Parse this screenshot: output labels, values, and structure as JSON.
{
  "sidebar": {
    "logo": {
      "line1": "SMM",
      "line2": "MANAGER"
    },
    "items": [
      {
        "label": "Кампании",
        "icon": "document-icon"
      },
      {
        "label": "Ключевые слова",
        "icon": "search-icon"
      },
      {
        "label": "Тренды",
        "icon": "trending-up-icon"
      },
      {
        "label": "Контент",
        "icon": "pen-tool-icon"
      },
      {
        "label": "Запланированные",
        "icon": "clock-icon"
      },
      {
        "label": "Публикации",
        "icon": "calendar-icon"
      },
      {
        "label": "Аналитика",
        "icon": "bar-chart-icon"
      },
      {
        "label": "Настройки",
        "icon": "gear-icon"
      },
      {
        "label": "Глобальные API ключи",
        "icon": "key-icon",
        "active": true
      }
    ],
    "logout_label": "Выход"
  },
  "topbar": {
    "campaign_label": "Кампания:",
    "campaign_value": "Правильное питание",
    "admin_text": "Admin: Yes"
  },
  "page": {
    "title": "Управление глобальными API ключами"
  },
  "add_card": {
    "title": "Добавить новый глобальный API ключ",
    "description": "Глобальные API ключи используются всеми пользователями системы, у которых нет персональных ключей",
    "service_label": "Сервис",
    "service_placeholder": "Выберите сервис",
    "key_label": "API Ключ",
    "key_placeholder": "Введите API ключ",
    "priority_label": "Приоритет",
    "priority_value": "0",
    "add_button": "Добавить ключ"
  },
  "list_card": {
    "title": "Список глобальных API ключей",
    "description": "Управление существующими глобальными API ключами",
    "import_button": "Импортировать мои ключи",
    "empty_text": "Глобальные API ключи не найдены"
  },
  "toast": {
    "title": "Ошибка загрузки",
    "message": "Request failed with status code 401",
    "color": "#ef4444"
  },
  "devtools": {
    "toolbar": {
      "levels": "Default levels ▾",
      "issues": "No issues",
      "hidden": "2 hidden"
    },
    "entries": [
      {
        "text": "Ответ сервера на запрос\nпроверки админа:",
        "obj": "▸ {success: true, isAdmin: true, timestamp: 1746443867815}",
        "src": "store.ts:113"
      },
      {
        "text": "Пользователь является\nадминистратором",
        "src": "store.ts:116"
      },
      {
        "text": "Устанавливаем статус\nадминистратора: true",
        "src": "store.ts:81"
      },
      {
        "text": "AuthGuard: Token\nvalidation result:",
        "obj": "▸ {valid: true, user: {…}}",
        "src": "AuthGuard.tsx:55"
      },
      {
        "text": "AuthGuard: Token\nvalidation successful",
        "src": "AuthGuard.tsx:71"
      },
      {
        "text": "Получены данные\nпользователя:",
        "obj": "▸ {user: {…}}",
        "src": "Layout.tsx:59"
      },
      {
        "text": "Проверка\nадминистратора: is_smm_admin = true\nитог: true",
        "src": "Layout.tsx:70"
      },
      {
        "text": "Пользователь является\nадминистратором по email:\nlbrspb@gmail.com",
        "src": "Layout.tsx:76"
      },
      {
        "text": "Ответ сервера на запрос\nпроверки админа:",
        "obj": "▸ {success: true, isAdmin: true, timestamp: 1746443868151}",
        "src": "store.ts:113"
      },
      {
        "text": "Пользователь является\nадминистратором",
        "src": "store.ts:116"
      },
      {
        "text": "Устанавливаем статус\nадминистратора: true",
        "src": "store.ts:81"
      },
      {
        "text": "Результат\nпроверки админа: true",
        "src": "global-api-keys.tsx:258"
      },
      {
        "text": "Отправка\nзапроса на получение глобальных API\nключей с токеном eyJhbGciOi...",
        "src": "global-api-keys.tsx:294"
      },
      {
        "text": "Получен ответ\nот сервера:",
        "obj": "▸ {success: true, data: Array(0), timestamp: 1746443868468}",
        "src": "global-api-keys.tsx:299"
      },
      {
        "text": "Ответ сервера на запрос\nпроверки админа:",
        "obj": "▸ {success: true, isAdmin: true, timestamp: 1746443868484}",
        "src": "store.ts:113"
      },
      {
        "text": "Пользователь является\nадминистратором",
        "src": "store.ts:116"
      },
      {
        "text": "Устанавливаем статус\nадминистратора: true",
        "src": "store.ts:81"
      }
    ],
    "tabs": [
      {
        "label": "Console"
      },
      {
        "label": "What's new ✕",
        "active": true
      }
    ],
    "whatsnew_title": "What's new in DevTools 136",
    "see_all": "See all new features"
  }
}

....

**Your goal:**
Select the lines that carry the string "What" and copy them.

**Solution for this exercise:**
        "label": "What's new ✕",
    "whatsnew_title": "What's new in DevTools 136",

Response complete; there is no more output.